§ Instructions for the task: Copy out the passage below about Geoff Wall's honeymoon trip with FC Seattle, in full and word for word.

§ Passage provided:
>>>>
Just after learning FC Seattle owner Bud Greer would be rewarding his team with a season-ending excursion to England, all-league midfielder Geoff Wall realized there was a problem. Wall was to wed his high school sweetheart a few days earlier. When the players would be boarding the plane for London, he planned to be honeymooning in Hawaii.
As the season progressed and the departure date neared, Wall experienced a change of heart. He and Ellen would still be married, all right. But much of the honeymoon would be charged to Greer. The newlywed Walls would be going with the team to Bournemouth instead.

“We talked about it,” recalls Wall. “We weren’t swimming in money; (the team) offered to pay for part of it. She knew a number of the guys from our teen years, so she fit right in. So we decided to go.”
<<<<
§ Data lines:
>>>>
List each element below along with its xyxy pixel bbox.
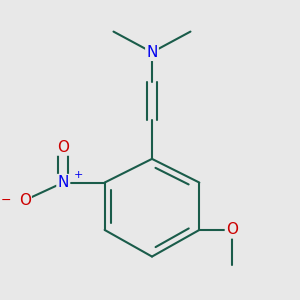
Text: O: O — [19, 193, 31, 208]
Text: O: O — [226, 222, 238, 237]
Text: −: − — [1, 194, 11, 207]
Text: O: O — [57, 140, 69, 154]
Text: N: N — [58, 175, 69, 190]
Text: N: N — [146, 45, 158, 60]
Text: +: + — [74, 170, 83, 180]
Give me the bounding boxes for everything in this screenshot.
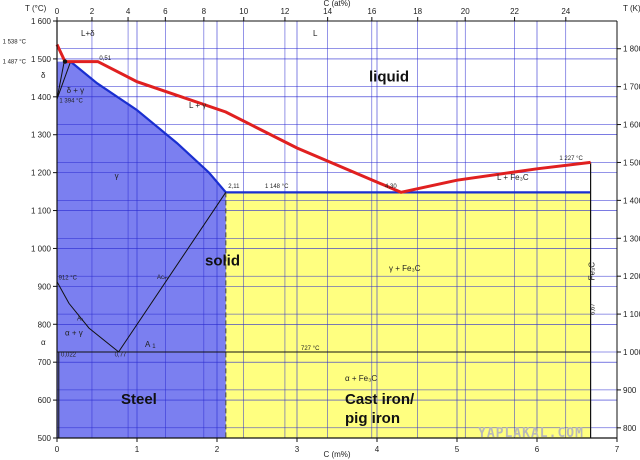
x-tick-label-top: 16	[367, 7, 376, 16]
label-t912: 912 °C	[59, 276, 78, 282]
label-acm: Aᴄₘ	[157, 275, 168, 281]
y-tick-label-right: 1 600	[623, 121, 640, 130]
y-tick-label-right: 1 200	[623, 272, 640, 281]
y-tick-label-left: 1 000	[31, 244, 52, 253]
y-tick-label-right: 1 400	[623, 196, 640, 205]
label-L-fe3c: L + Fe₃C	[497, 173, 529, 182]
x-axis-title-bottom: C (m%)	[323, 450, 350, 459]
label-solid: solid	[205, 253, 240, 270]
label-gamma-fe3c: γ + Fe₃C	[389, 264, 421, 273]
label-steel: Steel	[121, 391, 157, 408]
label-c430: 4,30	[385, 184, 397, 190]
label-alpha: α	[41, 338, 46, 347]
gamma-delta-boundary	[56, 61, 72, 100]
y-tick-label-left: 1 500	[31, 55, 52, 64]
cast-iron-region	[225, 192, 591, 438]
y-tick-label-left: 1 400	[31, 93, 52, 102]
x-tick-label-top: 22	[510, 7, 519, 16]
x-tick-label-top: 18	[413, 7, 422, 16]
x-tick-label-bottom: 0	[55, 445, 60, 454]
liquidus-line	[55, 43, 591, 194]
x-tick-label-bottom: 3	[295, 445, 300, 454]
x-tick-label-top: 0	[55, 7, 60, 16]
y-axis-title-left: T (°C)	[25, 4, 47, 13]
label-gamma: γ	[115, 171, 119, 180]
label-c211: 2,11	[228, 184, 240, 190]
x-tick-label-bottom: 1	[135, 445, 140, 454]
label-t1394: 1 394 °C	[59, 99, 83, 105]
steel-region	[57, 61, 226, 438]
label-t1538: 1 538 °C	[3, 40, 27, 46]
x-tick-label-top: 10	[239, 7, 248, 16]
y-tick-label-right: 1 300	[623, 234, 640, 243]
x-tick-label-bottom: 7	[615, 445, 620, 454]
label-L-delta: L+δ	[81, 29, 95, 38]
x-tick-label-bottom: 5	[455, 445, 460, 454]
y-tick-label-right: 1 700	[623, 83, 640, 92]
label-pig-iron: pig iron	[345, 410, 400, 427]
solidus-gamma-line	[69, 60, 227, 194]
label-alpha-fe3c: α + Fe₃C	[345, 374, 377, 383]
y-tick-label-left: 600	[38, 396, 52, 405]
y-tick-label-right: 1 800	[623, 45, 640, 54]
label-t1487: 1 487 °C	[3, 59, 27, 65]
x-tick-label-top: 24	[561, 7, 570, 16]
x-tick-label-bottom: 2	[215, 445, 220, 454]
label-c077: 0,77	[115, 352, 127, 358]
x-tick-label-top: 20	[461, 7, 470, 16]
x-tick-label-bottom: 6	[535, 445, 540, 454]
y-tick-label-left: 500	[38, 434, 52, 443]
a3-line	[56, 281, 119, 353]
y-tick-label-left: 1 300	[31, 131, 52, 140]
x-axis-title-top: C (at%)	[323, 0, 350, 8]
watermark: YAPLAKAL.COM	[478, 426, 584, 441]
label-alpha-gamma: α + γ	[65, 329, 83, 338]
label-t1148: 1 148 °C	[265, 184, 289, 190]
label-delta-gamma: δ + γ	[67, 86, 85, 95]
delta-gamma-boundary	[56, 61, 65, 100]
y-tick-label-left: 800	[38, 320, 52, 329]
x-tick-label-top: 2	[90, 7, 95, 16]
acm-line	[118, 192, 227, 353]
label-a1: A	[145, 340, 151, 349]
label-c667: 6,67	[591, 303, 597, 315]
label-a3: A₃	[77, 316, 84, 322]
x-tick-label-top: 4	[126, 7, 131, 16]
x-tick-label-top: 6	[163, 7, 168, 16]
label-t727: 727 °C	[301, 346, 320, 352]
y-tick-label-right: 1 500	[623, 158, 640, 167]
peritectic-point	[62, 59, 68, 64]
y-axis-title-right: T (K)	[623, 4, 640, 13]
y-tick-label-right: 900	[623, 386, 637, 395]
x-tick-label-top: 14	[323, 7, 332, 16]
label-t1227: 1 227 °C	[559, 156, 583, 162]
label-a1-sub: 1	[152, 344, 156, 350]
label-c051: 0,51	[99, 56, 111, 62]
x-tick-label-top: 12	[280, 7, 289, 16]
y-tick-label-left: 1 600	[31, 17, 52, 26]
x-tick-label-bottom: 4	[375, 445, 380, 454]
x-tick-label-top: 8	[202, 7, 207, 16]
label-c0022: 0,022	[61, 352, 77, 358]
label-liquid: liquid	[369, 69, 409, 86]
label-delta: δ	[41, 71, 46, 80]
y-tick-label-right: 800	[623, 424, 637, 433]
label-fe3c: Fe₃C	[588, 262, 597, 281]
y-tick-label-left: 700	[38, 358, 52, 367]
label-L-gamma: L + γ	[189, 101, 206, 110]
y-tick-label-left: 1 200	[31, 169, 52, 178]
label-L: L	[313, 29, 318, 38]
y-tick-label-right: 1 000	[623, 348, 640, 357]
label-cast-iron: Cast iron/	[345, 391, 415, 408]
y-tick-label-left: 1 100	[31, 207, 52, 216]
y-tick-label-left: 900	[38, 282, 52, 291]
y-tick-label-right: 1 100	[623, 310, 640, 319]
<<<<
§ In response:
Just after learning FC Seattle owner Bud Greer would be rewarding his team with a season-ending excursion to England, all-league midfielder Geoff Wall realized there was a problem. Wall was to wed his high school sweetheart a few days earlier. When the players would be boarding the plane for London, he planned to be honeymooning in Hawaii.
As the season progressed and the departure date neared, Wall experienced a change of heart. He and Ellen would still be married, all right. But much of the honeymoon would be charged to Greer. The newlywed Walls would be going with the team to Bournemouth instead.

“We talked about it,” recalls Wall. “We weren’t swimming in money; (the team) offered to pay for part of it. She knew a number of the guys from our teen years, so she fit right in. So we decided to go.”